> _Directions for this task_:
Using the entries that follow, count the lines containing the word "title" and give that number by itself.

— Start Raw records —

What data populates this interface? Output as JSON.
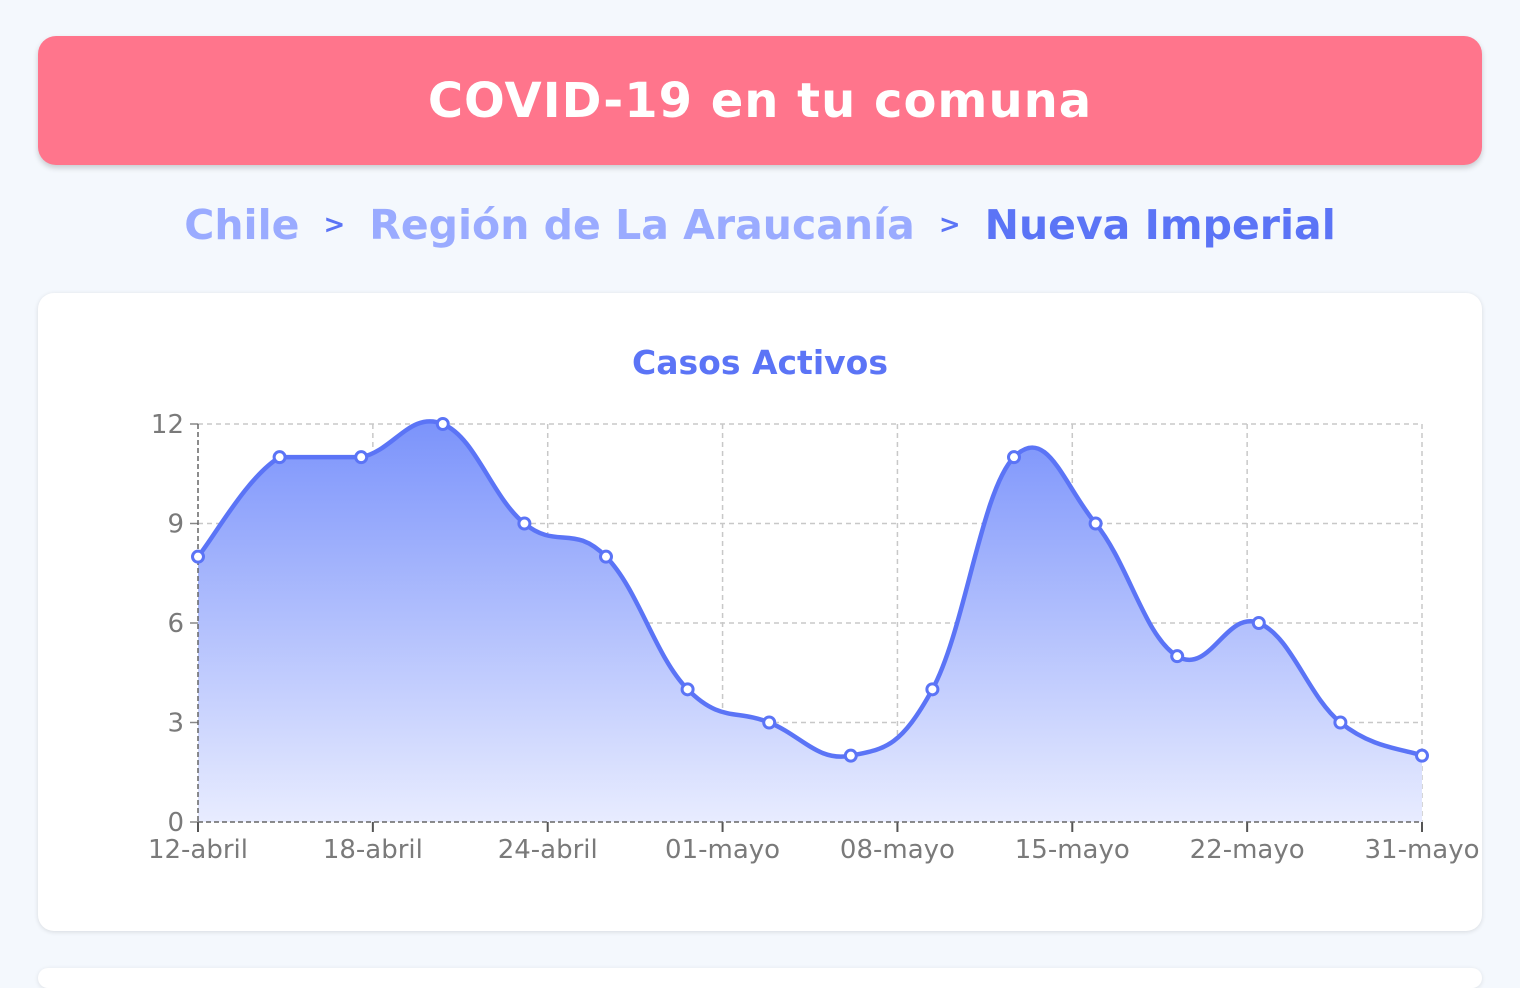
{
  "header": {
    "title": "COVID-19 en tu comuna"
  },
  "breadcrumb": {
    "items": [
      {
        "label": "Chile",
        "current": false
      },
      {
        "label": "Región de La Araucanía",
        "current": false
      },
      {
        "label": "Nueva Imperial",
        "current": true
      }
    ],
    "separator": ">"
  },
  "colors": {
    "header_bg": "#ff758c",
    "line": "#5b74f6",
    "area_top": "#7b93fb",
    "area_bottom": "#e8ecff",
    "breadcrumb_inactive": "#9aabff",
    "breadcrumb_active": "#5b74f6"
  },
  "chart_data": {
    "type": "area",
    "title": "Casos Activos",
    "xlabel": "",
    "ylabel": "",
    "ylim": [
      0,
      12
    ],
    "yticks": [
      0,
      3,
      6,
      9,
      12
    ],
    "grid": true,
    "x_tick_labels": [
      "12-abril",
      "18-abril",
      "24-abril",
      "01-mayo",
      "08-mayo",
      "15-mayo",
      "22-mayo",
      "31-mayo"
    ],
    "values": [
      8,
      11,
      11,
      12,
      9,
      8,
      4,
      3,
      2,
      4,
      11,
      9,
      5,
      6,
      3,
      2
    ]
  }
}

— End Raw records —
— Start Raw records —

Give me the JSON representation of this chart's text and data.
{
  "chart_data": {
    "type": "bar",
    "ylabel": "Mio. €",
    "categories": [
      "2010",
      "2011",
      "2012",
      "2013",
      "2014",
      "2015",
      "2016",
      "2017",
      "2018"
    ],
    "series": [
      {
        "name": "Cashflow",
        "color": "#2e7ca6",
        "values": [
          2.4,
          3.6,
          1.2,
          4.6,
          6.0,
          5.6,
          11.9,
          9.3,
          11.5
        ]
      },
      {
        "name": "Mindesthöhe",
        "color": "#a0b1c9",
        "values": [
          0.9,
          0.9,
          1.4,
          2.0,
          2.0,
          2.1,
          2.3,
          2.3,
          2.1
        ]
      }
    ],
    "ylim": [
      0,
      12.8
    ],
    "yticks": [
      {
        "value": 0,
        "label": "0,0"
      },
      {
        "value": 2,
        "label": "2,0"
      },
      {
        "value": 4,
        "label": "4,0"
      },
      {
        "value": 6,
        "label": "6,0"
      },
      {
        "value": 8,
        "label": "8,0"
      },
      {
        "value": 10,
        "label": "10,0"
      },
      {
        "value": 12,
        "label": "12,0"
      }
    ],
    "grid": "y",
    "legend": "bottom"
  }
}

— End Raw records —

> _Full output_:
2